▶ _Goal_
Copy out each line of the material below that holds the string "xlabel".

▶ _Input rows_
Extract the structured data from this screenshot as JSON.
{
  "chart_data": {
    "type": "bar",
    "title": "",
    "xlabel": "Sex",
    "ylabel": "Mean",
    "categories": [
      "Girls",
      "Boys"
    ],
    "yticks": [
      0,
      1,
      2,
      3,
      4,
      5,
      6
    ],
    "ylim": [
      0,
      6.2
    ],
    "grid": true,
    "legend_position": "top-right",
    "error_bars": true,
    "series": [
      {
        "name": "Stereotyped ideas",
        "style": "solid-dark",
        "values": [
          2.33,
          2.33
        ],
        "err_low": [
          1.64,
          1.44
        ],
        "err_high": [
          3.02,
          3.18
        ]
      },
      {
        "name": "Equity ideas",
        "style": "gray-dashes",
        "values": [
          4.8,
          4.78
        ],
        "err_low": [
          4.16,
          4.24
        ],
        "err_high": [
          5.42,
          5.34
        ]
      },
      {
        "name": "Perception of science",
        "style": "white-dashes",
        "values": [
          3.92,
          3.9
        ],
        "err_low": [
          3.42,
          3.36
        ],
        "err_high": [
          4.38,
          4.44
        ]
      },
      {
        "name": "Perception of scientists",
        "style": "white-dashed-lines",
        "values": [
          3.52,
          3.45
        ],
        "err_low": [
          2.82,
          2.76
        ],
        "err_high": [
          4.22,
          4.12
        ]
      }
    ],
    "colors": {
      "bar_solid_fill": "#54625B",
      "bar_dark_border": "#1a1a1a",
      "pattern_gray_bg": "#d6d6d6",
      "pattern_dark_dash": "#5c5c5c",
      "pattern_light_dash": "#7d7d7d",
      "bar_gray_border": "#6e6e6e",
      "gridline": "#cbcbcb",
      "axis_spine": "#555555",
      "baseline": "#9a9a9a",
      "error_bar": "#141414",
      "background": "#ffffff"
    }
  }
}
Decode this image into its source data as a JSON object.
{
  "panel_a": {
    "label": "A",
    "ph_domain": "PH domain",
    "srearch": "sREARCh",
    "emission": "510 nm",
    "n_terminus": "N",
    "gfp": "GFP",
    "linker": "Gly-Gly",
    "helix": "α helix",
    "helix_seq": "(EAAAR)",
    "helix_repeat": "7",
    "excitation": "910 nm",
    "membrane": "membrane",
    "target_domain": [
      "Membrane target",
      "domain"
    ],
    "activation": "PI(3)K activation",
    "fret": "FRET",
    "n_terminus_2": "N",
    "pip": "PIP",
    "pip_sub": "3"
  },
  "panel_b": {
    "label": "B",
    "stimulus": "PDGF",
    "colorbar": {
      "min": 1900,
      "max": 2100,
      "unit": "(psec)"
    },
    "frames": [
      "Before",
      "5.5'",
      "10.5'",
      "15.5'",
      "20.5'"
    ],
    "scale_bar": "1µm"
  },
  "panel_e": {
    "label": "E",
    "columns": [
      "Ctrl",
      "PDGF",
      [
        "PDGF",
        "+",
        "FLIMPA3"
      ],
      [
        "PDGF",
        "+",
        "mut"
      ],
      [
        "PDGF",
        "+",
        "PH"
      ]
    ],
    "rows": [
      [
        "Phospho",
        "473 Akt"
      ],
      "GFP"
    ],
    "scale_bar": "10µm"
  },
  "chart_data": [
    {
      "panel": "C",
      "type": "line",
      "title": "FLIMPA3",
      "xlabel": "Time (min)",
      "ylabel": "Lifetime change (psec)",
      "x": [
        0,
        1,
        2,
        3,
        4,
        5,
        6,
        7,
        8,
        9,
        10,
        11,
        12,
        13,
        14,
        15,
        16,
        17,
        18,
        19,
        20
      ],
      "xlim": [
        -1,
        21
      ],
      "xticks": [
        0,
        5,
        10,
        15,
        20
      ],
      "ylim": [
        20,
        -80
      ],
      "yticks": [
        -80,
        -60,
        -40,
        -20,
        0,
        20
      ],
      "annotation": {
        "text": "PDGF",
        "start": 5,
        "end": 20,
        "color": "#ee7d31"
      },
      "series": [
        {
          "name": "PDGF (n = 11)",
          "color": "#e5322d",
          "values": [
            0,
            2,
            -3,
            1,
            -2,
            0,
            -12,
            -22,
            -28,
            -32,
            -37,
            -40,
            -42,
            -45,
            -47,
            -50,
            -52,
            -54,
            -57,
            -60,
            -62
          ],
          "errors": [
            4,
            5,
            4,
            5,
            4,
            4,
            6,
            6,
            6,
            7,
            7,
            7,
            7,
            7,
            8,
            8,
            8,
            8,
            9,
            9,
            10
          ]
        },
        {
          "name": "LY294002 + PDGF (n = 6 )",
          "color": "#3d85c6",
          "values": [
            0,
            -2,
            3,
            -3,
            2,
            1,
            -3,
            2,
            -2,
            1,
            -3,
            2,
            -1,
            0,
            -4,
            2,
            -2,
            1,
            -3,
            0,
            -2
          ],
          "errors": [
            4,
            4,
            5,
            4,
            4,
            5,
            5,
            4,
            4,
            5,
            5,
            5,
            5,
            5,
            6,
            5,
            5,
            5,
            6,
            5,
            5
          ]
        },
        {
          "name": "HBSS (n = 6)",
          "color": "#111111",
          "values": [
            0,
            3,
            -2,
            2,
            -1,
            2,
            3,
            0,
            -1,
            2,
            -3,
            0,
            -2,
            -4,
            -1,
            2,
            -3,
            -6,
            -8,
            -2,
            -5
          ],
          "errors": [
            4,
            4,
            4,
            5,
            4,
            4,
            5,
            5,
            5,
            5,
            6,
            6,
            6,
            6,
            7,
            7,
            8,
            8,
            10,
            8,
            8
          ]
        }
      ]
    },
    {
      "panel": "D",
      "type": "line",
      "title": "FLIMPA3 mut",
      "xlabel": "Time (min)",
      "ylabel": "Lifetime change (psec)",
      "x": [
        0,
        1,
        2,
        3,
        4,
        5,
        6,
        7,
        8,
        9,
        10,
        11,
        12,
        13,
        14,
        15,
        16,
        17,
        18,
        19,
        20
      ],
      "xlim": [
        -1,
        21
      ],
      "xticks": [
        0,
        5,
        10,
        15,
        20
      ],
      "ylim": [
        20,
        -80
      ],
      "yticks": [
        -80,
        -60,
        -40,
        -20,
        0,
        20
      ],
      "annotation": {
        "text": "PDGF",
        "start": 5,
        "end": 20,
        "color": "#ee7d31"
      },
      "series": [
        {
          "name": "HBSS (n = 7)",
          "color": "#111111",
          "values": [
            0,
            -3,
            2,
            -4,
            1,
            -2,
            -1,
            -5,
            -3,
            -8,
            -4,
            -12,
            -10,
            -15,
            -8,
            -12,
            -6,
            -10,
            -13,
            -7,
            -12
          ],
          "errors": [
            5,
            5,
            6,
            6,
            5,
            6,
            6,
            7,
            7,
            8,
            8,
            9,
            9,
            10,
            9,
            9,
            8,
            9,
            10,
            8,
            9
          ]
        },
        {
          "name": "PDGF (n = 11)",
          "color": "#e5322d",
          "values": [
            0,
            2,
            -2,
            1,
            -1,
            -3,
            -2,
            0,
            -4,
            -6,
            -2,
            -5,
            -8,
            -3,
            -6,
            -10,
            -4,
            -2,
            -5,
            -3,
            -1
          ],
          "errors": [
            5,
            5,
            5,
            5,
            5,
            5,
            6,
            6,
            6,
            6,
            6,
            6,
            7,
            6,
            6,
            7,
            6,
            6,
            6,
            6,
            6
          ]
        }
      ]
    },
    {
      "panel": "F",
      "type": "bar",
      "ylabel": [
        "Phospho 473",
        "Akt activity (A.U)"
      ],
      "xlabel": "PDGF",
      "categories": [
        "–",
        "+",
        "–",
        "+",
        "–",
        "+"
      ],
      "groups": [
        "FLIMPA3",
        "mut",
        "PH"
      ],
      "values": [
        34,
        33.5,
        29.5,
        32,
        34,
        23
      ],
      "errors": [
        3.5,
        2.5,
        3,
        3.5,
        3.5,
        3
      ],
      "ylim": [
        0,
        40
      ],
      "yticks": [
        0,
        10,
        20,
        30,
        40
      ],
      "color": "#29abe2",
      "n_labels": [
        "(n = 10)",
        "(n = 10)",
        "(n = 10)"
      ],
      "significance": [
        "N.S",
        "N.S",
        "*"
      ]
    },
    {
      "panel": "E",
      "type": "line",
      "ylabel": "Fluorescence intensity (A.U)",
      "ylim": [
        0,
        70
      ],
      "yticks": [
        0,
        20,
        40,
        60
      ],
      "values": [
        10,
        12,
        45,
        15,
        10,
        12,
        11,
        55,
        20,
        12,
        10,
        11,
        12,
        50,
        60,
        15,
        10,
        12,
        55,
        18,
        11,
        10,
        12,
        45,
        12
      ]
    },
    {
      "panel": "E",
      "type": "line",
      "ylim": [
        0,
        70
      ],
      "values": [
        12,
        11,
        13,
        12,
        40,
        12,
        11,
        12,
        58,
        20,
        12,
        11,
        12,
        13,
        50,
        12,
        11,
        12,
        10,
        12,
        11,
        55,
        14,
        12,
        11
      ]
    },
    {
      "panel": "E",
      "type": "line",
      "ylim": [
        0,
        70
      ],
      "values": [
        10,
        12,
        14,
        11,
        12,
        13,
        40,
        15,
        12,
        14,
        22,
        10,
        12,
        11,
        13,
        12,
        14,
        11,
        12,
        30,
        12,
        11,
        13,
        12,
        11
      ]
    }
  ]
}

▶ _Response for this exercise_
    "xlabel": "Sex",
      "xlabel": "Time (min)",
      "xlabel": "Time (min)",
      "xlabel": "PDGF",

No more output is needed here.